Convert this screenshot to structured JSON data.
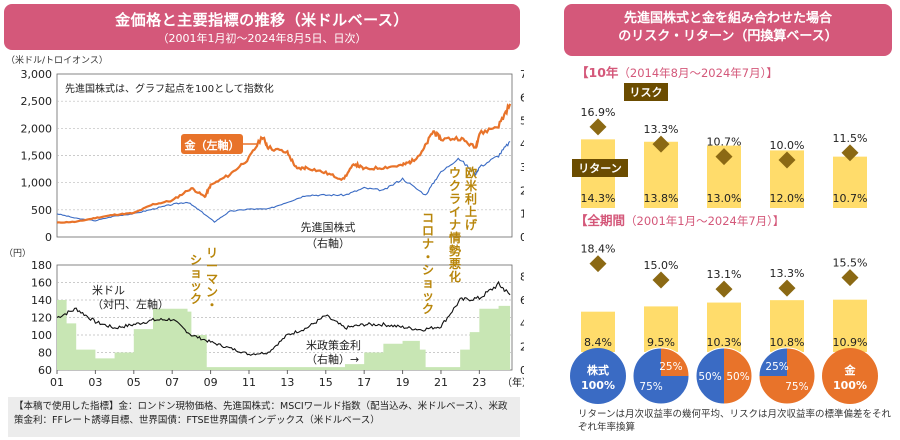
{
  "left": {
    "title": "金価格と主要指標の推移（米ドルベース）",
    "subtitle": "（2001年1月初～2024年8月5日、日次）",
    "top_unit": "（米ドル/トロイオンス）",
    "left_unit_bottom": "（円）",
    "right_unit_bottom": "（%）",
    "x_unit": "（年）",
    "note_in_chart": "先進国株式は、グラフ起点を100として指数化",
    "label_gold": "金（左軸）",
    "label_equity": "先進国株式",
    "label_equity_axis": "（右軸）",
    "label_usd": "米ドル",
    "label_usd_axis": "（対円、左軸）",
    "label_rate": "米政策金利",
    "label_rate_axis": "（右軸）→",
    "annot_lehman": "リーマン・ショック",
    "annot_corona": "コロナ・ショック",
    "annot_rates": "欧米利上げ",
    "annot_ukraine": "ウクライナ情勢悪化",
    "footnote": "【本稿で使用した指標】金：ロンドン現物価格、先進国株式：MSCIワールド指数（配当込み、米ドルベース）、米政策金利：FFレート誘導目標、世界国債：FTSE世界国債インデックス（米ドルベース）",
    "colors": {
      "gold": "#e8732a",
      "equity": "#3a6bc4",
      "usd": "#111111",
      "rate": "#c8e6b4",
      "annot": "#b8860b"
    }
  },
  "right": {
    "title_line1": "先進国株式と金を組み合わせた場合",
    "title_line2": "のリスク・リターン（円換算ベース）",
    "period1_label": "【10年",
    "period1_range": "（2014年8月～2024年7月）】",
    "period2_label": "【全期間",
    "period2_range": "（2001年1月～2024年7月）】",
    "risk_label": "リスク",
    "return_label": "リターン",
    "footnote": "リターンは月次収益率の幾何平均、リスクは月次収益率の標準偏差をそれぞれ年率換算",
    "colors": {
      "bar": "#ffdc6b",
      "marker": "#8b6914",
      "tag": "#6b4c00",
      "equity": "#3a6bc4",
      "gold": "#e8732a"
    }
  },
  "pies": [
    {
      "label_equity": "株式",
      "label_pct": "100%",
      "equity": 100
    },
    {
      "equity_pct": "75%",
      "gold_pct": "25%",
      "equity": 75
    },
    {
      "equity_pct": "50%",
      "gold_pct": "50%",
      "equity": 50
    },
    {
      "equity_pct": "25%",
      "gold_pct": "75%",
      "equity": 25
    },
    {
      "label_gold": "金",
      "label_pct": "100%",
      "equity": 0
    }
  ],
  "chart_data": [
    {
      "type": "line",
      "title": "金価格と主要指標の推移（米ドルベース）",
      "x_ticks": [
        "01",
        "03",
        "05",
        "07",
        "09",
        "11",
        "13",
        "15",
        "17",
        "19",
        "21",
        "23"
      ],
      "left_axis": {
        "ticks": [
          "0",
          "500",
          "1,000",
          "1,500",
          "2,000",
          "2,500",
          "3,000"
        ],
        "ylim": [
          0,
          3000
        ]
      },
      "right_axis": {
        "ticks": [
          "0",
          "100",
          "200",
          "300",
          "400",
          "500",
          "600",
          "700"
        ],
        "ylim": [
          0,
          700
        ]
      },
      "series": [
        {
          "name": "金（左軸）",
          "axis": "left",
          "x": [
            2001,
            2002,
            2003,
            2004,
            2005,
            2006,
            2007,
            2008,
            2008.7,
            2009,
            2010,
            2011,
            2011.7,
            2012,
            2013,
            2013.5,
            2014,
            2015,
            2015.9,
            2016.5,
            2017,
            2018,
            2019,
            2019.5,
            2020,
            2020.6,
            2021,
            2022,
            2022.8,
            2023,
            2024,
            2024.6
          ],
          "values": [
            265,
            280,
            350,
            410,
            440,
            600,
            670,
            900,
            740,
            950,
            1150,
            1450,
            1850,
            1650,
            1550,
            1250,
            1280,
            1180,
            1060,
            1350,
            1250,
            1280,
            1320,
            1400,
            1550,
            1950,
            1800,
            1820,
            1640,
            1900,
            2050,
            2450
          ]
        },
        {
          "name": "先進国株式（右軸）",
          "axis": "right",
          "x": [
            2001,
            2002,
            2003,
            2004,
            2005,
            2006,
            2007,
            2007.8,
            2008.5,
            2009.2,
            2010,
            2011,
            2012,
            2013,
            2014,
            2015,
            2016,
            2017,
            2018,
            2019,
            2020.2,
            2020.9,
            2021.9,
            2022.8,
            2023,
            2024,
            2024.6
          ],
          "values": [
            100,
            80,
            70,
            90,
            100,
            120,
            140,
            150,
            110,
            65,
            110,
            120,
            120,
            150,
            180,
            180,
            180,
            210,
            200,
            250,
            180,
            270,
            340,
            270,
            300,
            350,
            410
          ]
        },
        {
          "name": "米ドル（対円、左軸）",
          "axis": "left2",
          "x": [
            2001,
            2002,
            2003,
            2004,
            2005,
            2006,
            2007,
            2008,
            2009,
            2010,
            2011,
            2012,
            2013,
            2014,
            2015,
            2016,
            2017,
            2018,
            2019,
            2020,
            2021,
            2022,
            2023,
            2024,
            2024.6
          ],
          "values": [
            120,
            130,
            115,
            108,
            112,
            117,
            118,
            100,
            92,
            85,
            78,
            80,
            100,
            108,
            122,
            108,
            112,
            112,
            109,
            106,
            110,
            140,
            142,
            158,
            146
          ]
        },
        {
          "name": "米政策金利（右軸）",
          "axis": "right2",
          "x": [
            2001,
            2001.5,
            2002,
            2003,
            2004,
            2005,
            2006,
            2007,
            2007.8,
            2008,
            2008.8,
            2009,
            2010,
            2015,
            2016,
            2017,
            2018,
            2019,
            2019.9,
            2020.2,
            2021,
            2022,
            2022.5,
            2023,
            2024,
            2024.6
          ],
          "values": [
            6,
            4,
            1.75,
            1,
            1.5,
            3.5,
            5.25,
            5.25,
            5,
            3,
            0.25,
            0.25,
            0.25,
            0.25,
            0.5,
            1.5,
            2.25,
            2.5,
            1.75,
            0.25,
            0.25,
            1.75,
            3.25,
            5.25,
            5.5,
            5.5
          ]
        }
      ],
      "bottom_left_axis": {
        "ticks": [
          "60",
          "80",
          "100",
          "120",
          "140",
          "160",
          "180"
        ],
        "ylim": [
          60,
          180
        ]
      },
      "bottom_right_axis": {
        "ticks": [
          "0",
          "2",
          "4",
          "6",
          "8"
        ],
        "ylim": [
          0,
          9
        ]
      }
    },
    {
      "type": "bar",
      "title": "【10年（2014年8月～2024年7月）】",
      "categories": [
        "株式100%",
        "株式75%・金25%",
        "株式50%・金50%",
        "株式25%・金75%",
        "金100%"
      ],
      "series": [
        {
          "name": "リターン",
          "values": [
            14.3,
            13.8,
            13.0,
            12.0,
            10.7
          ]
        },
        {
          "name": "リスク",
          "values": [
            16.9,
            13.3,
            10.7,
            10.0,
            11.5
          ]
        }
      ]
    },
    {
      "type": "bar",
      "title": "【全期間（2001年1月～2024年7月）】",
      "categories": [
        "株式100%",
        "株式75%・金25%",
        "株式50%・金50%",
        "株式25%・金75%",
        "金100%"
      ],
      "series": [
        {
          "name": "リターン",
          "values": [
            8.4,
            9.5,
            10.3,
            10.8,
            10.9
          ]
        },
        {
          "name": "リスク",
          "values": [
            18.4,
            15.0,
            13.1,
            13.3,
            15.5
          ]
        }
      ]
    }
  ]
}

##########

**Exercise aim**
Select and copy every line of the listing with the word "footnote".

**Task response**
    "footnote": "【本稿で使用した指標】金：ロンドン現物価格、先進国株式：MSCIワールド指数（配当込み、米ドルベース）、米政策金利：FFレート誘導目標、世界国債：FTSE世界国債インデックス（米ドルベース）",
    "footnote": "リターンは月次収益率の幾何平均、リスクは月次収益率の標準偏差をそれぞれ年率換算",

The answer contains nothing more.